=== DIRECTION ===
Pick out each line with the word "LESLIE" from the material that follows.

Dataset items:
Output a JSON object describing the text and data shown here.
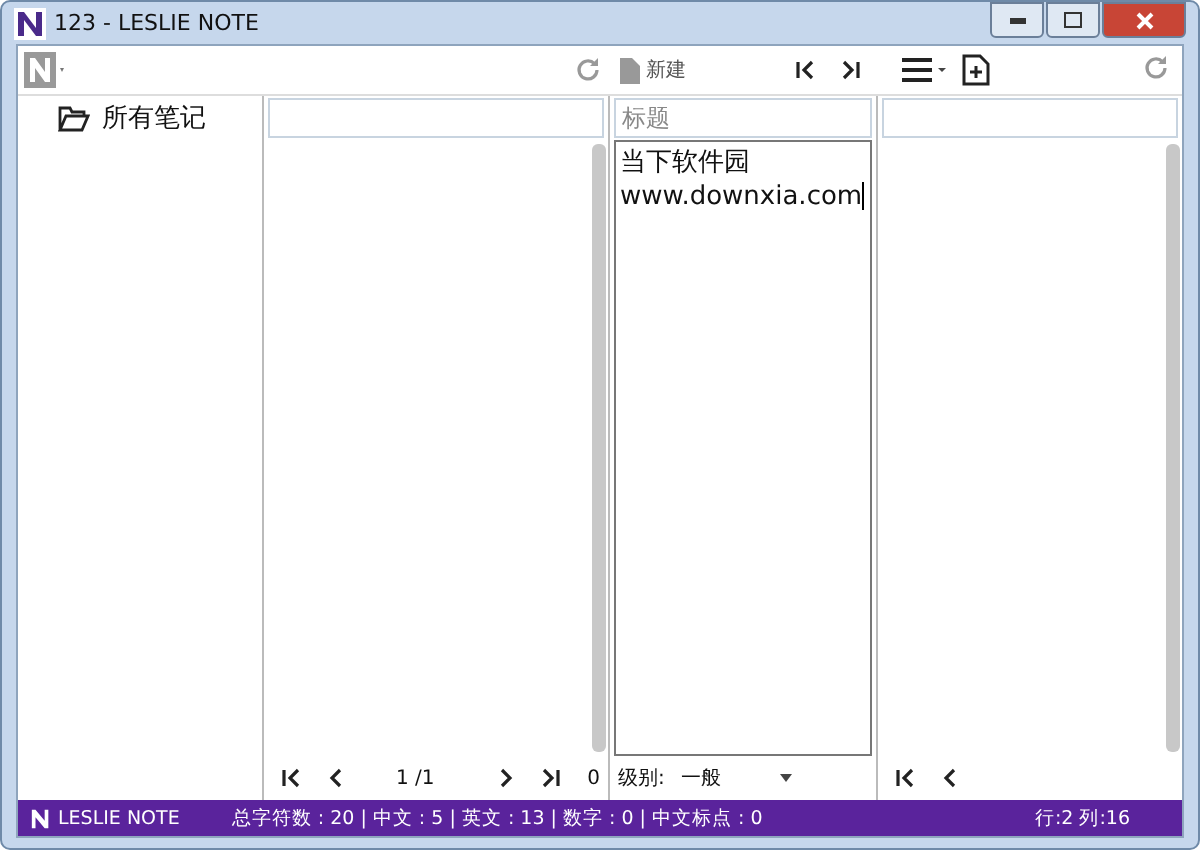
{
  "window": {
    "title": "123 - LESLIE NOTE"
  },
  "sidebar": {
    "items": [
      {
        "label": "所有笔记"
      }
    ]
  },
  "toolbar": {
    "new_button": "新建"
  },
  "list_pane": {
    "page": "1 /1",
    "count": "0"
  },
  "editor": {
    "title_placeholder": "标题",
    "body_lines": [
      "当下软件园",
      "www.downxia.com"
    ],
    "level_label": "级别:",
    "level_value": "一般"
  },
  "status_bar": {
    "app_name": "LESLIE NOTE",
    "stats": "总字符数 : 20 | 中文 : 5 | 英文 : 13 | 数字 : 0 | 中文标点 : 0",
    "position": "行:2 列:16"
  }
}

=== FULL RESPONSE ===
    "title": "123 - LESLIE NOTE"
    "app_name": "LESLIE NOTE",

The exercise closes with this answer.